____ INFORMATION SHOWN

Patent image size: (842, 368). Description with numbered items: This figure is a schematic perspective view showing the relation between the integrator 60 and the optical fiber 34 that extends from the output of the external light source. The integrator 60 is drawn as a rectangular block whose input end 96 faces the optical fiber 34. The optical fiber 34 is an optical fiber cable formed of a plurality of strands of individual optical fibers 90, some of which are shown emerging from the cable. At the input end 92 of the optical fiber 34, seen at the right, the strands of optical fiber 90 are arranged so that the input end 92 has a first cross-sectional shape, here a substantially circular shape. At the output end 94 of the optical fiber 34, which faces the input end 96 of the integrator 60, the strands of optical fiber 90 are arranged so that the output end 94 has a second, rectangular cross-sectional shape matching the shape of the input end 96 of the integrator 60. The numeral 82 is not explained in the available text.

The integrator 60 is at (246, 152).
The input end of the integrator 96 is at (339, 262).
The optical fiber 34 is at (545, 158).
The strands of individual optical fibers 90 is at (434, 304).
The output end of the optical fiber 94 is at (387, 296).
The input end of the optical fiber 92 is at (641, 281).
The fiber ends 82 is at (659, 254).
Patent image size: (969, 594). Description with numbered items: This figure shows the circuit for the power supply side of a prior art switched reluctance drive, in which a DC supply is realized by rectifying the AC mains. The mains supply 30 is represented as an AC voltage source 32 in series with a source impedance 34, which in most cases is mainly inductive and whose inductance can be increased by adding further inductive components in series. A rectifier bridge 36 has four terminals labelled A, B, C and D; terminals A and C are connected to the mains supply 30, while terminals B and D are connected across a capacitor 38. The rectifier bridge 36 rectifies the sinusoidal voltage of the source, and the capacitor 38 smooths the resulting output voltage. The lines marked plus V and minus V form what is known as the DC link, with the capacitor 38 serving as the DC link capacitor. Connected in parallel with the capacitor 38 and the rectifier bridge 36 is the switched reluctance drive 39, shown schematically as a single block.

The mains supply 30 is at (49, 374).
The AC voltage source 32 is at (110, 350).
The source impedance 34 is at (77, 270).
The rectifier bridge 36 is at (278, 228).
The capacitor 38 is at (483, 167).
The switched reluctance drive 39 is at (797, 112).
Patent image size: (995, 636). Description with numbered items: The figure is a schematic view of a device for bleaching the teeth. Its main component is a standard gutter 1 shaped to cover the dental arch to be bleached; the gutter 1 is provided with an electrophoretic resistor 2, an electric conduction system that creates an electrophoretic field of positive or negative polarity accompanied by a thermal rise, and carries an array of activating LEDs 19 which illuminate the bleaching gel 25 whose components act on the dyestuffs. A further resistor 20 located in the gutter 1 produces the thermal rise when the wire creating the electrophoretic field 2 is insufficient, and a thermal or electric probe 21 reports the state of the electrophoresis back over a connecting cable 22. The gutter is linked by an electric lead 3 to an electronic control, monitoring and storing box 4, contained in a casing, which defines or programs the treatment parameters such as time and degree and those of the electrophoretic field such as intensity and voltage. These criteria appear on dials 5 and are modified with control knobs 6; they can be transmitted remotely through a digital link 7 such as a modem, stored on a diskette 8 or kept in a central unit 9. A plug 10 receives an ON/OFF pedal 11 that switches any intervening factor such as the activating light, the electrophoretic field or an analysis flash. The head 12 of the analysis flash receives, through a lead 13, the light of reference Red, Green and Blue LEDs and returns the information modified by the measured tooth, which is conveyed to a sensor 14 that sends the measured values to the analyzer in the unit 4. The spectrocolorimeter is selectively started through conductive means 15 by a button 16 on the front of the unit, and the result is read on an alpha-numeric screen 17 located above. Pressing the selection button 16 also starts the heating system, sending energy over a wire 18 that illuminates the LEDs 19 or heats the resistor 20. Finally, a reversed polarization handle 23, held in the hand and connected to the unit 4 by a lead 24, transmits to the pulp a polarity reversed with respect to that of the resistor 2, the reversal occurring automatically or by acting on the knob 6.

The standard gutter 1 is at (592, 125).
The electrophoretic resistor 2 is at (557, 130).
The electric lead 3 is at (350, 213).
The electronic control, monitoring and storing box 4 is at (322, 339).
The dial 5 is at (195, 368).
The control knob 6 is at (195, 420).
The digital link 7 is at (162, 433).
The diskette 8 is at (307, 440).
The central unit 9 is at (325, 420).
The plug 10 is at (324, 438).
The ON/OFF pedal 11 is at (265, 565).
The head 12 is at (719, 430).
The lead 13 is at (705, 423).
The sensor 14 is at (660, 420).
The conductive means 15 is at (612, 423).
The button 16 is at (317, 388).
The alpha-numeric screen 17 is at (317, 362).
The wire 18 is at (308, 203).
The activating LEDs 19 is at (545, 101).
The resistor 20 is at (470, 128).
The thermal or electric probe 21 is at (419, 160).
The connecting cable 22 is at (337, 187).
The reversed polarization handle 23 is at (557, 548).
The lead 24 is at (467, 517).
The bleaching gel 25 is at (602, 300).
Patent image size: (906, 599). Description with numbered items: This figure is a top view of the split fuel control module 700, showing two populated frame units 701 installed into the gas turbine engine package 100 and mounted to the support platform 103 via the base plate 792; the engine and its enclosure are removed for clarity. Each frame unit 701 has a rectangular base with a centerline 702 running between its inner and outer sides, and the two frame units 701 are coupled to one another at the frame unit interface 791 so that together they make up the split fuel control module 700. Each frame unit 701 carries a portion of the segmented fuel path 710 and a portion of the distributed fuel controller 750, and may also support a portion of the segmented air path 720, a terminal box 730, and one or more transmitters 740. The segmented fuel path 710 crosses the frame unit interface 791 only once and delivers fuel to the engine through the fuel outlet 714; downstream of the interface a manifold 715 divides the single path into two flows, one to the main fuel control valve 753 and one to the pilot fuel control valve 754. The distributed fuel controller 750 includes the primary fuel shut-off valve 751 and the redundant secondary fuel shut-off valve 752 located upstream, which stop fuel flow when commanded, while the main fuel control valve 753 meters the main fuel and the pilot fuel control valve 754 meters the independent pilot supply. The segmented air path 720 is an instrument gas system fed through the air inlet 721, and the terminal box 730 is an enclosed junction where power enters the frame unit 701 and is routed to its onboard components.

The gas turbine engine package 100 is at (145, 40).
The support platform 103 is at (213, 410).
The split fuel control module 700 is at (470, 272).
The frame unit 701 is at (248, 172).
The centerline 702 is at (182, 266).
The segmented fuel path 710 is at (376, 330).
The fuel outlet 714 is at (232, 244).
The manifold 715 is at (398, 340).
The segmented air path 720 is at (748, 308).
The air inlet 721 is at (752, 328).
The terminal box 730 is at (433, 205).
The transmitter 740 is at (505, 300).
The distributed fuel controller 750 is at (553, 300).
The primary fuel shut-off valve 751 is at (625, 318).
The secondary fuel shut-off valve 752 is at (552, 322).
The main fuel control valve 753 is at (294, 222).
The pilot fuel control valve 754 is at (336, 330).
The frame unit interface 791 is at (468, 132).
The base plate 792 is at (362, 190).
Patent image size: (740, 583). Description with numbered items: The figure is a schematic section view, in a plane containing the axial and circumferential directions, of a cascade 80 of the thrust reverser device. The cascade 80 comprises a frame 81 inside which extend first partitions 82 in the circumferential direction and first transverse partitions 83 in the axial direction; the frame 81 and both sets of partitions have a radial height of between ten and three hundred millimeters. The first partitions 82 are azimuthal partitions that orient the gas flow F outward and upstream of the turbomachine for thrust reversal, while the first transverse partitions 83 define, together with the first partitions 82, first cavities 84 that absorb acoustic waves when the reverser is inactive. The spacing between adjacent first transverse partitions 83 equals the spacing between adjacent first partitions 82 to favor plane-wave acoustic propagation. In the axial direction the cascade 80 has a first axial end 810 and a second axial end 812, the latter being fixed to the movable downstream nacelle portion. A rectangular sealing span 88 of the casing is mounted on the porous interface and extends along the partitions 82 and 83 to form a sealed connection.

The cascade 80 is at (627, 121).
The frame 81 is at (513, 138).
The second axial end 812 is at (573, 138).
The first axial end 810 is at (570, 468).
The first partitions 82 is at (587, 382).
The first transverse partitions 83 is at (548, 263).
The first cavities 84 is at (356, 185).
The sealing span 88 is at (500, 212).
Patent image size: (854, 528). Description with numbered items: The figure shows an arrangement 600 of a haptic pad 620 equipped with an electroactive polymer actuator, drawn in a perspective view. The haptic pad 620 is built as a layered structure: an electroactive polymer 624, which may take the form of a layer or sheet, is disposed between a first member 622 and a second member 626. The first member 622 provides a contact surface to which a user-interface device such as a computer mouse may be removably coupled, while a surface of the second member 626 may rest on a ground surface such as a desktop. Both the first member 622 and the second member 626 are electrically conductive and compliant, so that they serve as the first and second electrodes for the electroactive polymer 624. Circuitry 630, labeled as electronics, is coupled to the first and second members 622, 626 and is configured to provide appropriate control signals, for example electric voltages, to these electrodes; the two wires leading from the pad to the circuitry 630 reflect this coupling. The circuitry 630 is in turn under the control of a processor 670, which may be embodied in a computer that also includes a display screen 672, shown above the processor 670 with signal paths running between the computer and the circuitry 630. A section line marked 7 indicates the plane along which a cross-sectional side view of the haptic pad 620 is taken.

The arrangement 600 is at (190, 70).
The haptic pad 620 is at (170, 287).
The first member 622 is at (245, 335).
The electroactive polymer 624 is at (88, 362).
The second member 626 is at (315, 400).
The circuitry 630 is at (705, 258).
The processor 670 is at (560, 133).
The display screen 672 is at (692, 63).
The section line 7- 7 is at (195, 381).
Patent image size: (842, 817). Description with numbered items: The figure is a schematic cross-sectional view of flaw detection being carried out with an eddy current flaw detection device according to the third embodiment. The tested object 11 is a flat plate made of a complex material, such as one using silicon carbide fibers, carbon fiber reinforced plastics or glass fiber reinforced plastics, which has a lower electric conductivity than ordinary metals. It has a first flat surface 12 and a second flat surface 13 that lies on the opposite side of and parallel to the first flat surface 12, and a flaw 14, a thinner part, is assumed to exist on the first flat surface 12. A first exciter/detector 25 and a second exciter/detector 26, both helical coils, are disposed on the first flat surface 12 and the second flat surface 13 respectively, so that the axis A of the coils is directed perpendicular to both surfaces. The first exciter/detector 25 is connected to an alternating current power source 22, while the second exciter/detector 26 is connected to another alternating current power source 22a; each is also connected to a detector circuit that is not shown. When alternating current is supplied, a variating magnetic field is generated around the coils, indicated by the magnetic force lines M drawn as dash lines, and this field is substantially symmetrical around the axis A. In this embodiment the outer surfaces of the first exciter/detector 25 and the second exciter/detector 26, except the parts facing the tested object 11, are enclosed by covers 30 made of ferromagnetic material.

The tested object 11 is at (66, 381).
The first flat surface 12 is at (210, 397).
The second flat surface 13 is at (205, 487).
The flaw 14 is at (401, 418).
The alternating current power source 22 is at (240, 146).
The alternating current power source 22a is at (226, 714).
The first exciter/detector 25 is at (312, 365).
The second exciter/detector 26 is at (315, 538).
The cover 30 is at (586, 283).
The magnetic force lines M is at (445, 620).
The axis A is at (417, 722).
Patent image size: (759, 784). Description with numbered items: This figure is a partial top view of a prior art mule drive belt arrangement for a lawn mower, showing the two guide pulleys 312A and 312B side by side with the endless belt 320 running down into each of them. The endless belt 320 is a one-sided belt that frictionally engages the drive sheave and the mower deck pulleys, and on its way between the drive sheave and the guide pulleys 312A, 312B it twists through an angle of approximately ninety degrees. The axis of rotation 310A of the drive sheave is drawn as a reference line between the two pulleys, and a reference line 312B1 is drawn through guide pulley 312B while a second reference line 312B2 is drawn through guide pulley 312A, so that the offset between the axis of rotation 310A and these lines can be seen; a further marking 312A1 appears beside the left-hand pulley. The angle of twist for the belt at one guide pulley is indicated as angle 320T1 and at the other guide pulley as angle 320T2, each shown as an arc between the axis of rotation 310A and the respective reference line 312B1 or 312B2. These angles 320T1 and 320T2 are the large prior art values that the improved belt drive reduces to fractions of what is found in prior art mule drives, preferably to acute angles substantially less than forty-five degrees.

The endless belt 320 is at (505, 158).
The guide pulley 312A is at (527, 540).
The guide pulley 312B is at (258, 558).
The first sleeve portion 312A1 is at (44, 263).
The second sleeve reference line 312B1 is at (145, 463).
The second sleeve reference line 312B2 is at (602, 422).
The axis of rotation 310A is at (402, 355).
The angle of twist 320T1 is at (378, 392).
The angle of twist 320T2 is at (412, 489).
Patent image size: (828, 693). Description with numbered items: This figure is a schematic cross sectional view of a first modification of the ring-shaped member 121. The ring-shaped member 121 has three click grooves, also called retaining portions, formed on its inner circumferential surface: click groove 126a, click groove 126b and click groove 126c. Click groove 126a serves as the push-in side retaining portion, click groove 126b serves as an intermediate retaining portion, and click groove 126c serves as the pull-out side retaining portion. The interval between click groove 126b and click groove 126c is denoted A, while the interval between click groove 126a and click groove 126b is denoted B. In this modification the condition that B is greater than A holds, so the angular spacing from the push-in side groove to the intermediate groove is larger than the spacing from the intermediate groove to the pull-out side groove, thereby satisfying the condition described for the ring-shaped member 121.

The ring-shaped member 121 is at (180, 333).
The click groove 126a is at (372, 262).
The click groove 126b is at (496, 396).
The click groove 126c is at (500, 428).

________

• _WHAT THE TASK REQUIRES_:
Extract the entries in the stretch from the line containing "Patent image size: (759, 784)." through the line containing "The angle of twist 320T2 is at (412, 489).", and copy those lines exactly.

• _THE COMPLETED TASK_:
Patent image size: (759, 784). Description with numbered items: This figure is a partial top view of a prior art mule drive belt arrangement for a lawn mower, showing the two guide pulleys 312A and 312B side by side with the endless belt 320 running down into each of them. The endless belt 320 is a one-sided belt that frictionally engages the drive sheave and the mower deck pulleys, and on its way between the drive sheave and the guide pulleys 312A, 312B it twists through an angle of approximately ninety degrees. The axis of rotation 310A of the drive sheave is drawn as a reference line between the two pulleys, and a reference line 312B1 is drawn through guide pulley 312B while a second reference line 312B2 is drawn through guide pulley 312A, so that the offset between the axis of rotation 310A and these lines can be seen; a further marking 312A1 appears beside the left-hand pulley. The angle of twist for the belt at one guide pulley is indicated as angle 320T1 and at the other guide pulley as angle 320T2, each shown as an arc between the axis of rotation 310A and the respective reference line 312B1 or 312B2. These angles 320T1 and 320T2 are the large prior art values that the improved belt drive reduces to fractions of what is found in prior art mule drives, preferably to acute angles substantially less than forty-five degrees.

The endless belt 320 is at (505, 158).
The guide pulley 312A is at (527, 540).
The guide pulley 312B is at (258, 558).
The first sleeve portion 312A1 is at (44, 263).
The second sleeve reference line 312B1 is at (145, 463).
The second sleeve reference line 312B2 is at (602, 422).
The axis of rotation 310A is at (402, 355).
The angle of twist 320T1 is at (378, 392).
The angle of twist 320T2 is at (412, 489).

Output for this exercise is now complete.